- EXERCISE
Copy out the entries in full and with complete accuracy; pictures are excluded.

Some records

════════

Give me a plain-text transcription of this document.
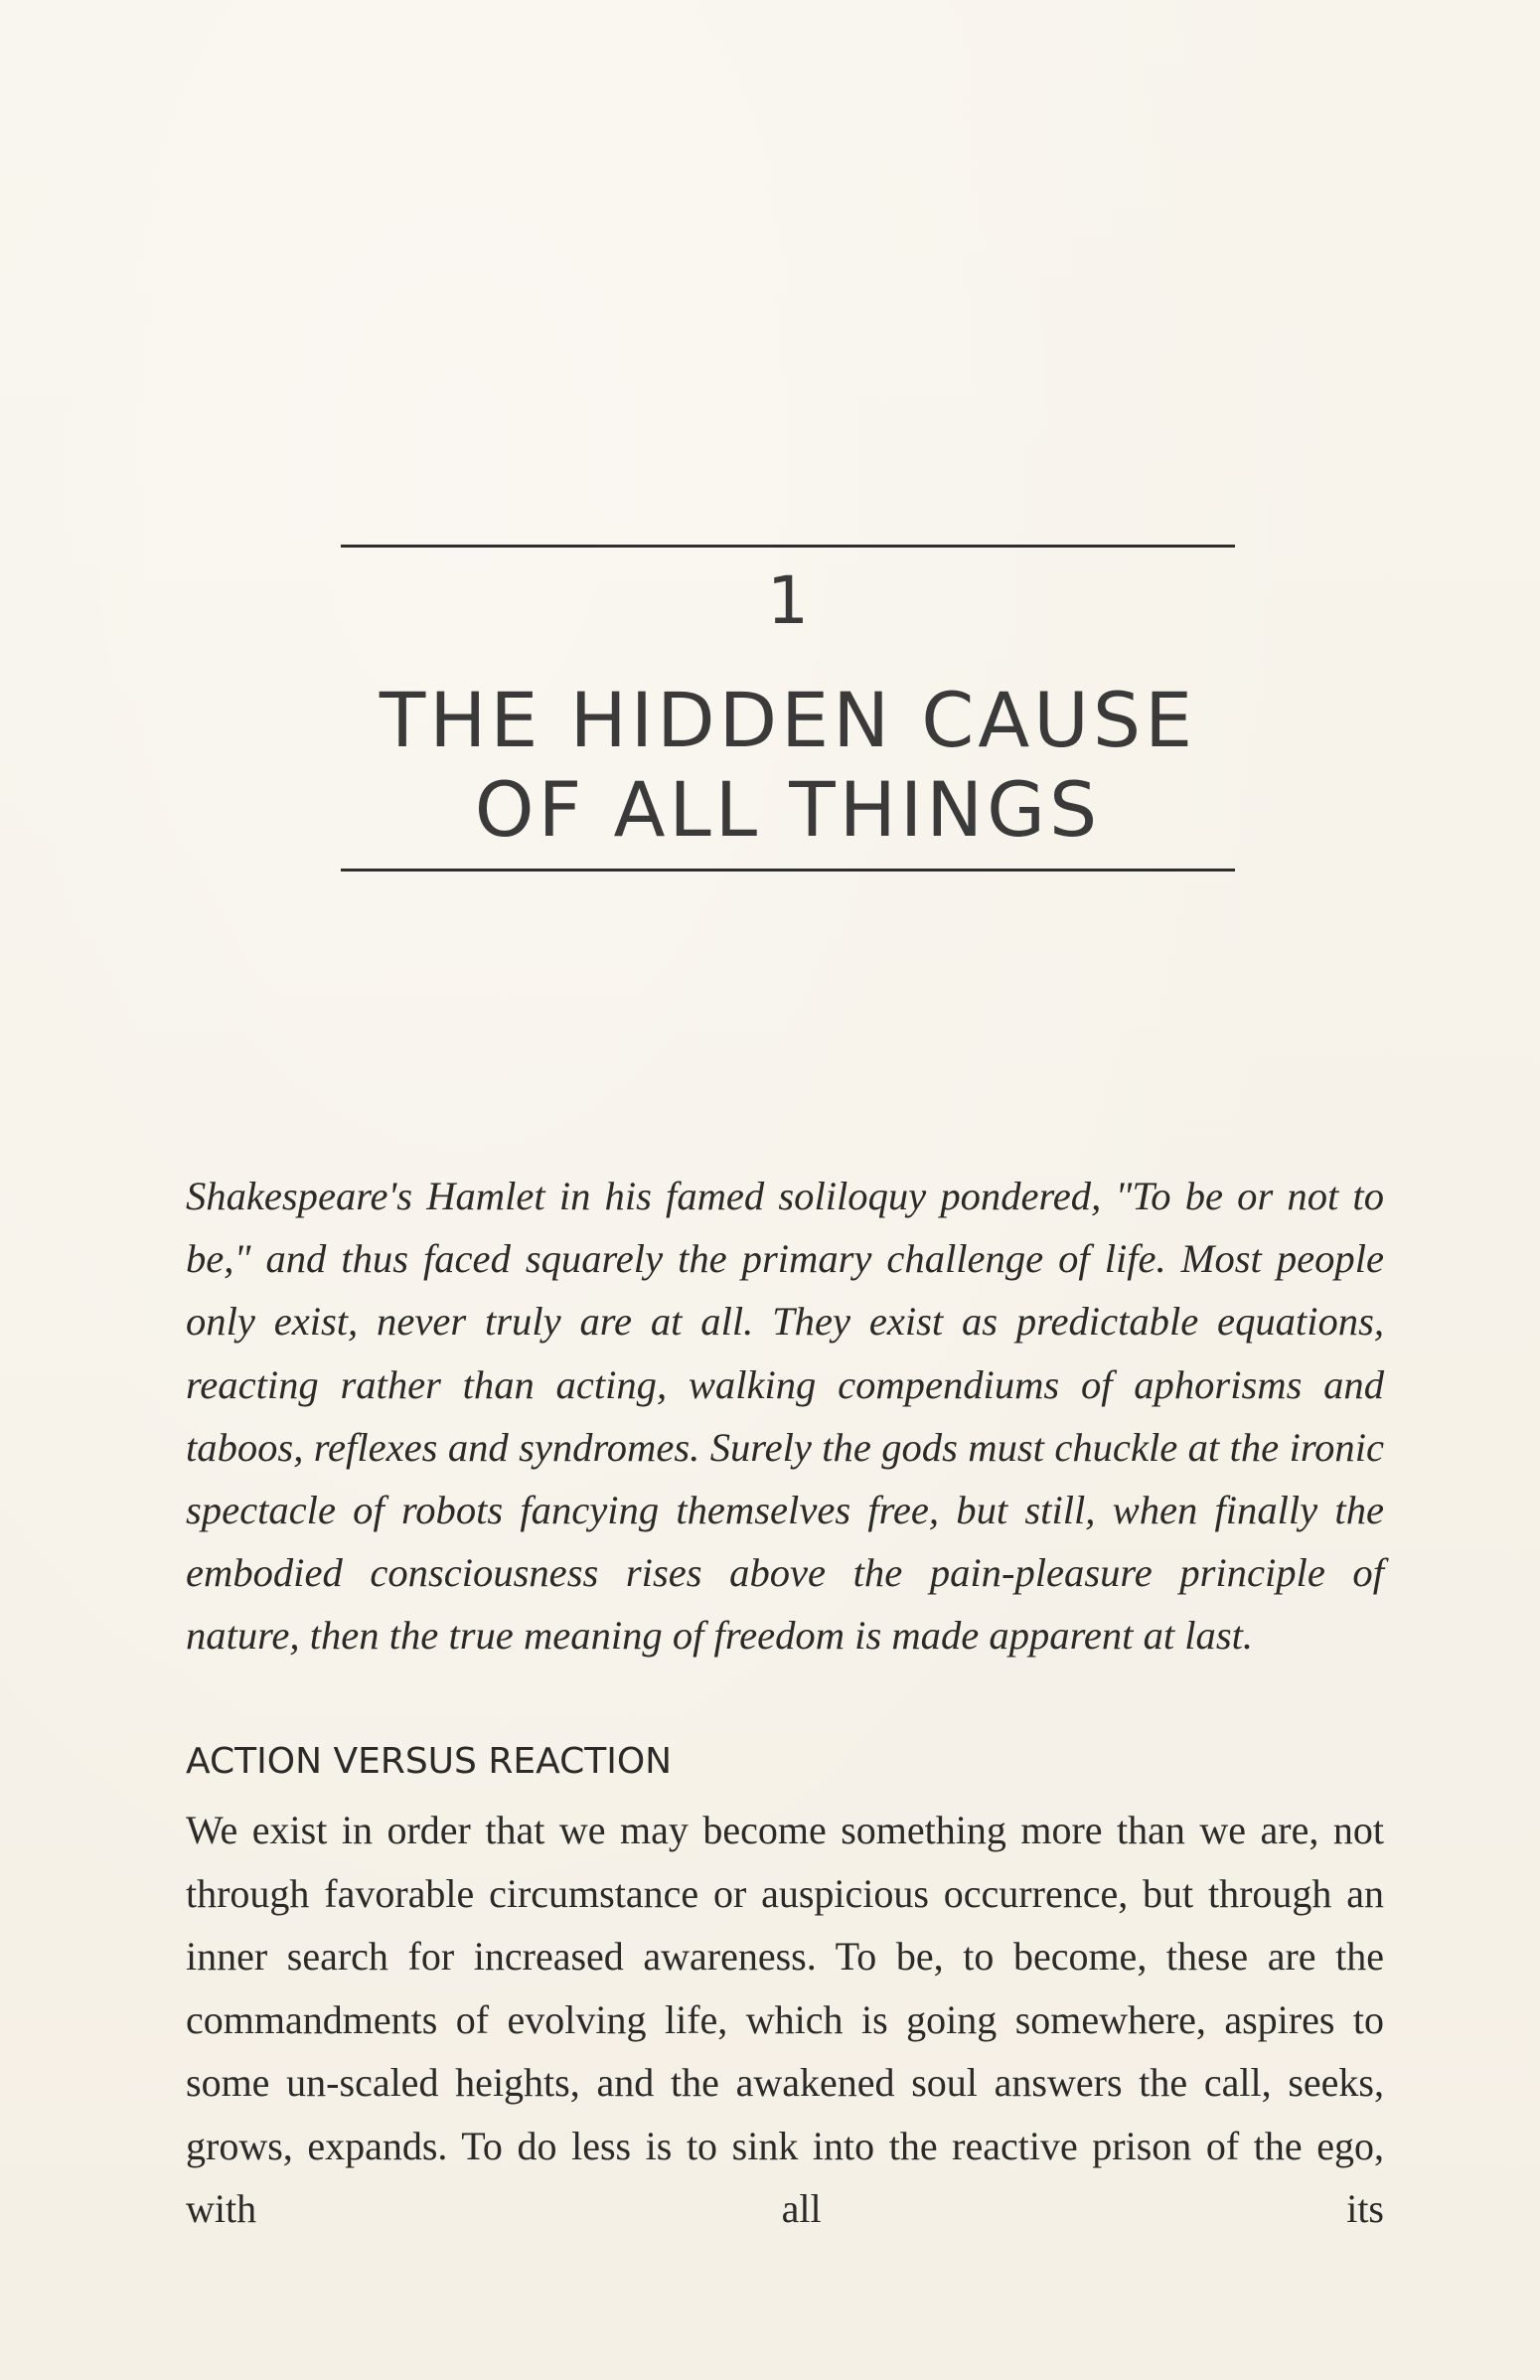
1
THE HIDDEN CAUSE
OF ALL THINGS

Shakespeare's Hamlet in his famed soliloquy pondered, "To be or not to be," and thus faced squarely the primary challenge of life. Most people only exist, never truly are at all. They exist as predictable equations, reacting rather than acting, walking compendiums of aphorisms and taboos, reflexes and syndromes. Surely the gods must chuckle at the ironic spectacle of robots fancying themselves free, but still, when finally the embodied consciousness rises above the pain-pleasure principle of nature, then the true meaning of freedom is made apparent at last.

ACTION VERSUS REACTION

We exist in order that we may become something more than we are, not through favorable circumstance or auspicious occurrence, but through an inner search for increased awareness. To be, to become, these are the commandments of evolving life, which is going somewhere, aspires to some un-scaled heights, and the awakened soul answers the call, seeks, grows, expands. To do less is to sink into the reactive prison of the ego, with all its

════════

- COMPLETED EXERCISE
Give me a plain-text transcription of this document.
1
THE HIDDEN CAUSE
OF ALL THINGS

Shakespeare's Hamlet in his famed soliloquy pondered, "To be or not to be," and thus faced squarely the primary challenge of life. Most people only exist, never truly are at all. They exist as predictable equations, reacting rather than acting, walking compendiums of aphorisms and taboos, reflexes and syndromes. Surely the gods must chuckle at the ironic spectacle of robots fancying themselves free, but still, when finally the embodied consciousness rises above the pain-pleasure principle of nature, then the true meaning of freedom is made apparent at last.

ACTION VERSUS REACTION

We exist in order that we may become something more than we are, not through favorable circumstance or auspicious occurrence, but through an inner search for increased awareness. To be, to become, these are the commandments of evolving life, which is going somewhere, aspires to some un-scaled heights, and the awakened soul answers the call, seeks, grows, expands. To do less is to sink into the reactive prison of the ego, with all its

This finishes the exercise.